**Short problem:** Count every line that includes the string "xlabel" in the entries that follow. Nothing besides the number is needed.

..............................

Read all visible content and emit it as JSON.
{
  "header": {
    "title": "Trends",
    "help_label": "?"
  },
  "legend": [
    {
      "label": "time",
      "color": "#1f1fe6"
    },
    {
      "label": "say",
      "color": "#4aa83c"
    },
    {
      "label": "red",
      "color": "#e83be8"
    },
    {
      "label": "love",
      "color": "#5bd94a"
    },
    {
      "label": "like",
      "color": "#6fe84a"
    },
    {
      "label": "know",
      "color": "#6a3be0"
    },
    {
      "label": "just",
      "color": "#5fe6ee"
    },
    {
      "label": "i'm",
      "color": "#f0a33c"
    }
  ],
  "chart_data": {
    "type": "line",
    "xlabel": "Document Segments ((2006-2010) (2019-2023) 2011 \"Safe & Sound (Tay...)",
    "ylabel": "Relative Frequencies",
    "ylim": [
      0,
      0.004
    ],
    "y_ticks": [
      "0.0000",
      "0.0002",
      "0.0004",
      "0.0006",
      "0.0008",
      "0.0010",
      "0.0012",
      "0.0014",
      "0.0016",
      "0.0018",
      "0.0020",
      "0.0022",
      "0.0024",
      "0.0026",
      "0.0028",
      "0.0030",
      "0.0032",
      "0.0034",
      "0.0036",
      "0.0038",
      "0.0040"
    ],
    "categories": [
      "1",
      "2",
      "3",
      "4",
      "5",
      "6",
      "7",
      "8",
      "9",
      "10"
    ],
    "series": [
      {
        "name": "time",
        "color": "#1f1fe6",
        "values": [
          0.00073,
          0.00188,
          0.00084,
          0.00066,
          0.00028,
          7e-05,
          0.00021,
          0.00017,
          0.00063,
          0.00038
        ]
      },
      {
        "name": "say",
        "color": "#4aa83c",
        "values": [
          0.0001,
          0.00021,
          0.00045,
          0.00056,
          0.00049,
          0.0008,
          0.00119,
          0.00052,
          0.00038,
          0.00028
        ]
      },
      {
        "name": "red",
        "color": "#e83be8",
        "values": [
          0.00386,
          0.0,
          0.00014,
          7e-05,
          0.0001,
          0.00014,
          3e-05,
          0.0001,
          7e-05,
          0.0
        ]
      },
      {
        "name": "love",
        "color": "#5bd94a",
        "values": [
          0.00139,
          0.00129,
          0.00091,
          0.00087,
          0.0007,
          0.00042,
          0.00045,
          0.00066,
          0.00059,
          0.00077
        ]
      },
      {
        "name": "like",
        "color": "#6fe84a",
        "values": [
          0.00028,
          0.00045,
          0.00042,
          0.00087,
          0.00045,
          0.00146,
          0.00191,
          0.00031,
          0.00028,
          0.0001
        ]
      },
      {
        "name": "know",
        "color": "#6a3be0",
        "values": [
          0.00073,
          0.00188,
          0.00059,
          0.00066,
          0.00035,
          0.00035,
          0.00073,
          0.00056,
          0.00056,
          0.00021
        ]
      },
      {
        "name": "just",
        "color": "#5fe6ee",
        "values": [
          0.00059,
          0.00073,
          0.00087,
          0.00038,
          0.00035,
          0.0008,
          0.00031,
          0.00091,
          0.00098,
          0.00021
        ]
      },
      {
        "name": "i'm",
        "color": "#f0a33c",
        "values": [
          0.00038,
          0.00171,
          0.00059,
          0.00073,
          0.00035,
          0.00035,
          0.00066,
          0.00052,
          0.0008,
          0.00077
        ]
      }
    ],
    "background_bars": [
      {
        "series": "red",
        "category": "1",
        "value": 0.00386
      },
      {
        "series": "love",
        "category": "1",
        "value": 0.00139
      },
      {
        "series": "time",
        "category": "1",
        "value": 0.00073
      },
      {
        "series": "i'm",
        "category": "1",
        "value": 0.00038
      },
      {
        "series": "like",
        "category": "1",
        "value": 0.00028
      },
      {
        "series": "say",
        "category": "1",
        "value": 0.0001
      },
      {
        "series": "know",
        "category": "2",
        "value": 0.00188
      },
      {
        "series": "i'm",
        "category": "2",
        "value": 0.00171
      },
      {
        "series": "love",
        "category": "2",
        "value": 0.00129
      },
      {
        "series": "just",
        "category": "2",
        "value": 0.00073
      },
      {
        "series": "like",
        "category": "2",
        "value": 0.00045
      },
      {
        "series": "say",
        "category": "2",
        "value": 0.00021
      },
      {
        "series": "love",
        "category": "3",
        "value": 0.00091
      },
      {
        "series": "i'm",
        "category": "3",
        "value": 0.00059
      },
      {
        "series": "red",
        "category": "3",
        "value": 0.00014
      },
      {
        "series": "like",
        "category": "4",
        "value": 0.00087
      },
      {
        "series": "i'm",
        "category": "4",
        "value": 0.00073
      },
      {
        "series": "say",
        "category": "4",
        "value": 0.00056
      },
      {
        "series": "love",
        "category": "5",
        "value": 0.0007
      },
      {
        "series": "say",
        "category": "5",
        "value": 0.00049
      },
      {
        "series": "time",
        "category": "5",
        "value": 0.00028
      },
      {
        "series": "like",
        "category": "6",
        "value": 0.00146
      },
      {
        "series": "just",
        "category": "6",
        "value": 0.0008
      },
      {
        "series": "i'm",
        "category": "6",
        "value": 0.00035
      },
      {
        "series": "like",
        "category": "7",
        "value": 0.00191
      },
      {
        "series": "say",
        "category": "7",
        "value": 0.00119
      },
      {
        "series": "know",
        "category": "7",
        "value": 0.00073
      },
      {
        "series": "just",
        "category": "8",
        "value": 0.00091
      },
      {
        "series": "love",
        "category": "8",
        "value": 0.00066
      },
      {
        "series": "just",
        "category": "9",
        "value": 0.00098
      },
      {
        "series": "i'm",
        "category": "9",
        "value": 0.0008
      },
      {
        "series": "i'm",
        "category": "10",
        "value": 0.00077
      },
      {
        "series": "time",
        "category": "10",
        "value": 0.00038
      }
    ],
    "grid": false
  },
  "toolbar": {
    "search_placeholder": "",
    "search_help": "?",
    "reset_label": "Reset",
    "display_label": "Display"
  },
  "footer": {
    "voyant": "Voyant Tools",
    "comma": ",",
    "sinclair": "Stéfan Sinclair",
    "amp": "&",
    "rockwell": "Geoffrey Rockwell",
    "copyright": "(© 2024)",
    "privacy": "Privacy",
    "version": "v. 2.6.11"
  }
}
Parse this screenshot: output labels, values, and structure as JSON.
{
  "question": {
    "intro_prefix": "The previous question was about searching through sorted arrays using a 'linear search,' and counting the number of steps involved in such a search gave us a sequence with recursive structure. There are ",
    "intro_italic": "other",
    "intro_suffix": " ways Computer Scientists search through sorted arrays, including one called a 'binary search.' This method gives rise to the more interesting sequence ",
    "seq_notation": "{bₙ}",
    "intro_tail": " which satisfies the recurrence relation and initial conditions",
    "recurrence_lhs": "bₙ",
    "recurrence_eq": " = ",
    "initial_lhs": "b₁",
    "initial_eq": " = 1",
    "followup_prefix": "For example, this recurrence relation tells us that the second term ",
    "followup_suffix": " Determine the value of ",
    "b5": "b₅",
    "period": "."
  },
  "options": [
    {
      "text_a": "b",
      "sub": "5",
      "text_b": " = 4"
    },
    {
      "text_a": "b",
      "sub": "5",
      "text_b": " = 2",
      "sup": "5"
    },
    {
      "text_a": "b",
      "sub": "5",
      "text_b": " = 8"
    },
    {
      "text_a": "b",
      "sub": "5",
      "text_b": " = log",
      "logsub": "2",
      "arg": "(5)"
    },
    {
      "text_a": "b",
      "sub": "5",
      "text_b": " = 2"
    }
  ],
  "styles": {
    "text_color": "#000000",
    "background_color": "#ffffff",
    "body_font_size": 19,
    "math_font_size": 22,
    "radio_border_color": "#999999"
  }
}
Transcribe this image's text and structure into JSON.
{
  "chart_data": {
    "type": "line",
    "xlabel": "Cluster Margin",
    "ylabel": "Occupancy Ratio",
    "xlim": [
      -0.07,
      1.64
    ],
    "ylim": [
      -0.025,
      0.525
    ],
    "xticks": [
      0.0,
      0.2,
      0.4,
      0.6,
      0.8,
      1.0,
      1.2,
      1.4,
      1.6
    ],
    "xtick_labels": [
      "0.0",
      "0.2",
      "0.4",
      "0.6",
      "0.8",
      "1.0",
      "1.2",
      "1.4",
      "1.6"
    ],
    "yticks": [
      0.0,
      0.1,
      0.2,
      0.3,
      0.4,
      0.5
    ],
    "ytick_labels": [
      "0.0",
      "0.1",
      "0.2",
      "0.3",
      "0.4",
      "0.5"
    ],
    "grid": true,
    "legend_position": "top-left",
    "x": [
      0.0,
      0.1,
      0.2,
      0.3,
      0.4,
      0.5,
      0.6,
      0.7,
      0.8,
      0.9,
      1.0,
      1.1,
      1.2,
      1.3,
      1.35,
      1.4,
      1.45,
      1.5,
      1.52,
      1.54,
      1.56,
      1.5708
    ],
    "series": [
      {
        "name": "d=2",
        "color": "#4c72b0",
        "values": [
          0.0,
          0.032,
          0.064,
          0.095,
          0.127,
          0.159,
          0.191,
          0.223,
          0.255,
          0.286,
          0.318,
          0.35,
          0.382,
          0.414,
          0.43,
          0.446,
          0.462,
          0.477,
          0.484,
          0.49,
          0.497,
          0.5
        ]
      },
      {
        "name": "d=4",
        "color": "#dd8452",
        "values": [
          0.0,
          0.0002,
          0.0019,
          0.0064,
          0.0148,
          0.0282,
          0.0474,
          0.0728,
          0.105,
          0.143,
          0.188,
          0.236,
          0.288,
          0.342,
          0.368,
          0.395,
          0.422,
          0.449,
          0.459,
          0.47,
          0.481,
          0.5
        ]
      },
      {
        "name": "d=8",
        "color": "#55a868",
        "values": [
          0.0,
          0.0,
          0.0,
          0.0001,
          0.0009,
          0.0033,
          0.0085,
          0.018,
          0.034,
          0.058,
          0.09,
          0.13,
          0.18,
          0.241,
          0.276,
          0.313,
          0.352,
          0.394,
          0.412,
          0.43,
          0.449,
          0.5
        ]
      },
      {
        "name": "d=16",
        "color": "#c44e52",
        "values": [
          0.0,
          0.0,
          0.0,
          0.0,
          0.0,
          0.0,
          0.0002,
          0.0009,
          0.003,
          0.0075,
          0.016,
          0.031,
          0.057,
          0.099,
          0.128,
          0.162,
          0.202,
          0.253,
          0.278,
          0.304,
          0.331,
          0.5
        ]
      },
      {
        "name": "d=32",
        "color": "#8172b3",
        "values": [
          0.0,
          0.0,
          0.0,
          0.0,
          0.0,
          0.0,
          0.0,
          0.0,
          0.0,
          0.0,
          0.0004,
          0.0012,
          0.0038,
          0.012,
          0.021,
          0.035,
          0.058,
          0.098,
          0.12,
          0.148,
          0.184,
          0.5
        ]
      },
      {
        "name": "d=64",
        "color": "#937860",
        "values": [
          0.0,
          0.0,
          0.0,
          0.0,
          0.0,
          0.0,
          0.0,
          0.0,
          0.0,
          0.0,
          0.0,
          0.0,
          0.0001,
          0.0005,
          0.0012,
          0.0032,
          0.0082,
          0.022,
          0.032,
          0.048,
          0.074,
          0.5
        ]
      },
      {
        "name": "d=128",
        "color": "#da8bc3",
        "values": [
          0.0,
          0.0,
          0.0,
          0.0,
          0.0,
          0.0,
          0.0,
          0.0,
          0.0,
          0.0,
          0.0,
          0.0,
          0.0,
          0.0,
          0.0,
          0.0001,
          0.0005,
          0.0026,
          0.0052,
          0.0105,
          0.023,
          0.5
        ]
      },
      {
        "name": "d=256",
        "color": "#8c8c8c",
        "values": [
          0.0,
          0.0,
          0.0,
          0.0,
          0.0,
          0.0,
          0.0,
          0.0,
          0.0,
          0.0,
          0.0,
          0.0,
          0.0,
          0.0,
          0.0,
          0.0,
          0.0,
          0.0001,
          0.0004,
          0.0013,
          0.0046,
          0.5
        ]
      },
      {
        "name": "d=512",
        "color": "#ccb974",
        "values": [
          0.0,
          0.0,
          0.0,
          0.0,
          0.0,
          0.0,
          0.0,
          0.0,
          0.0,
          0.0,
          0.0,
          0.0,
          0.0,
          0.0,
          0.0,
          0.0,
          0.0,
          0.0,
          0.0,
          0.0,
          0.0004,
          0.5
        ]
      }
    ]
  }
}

..............................

**Worked solution:** 2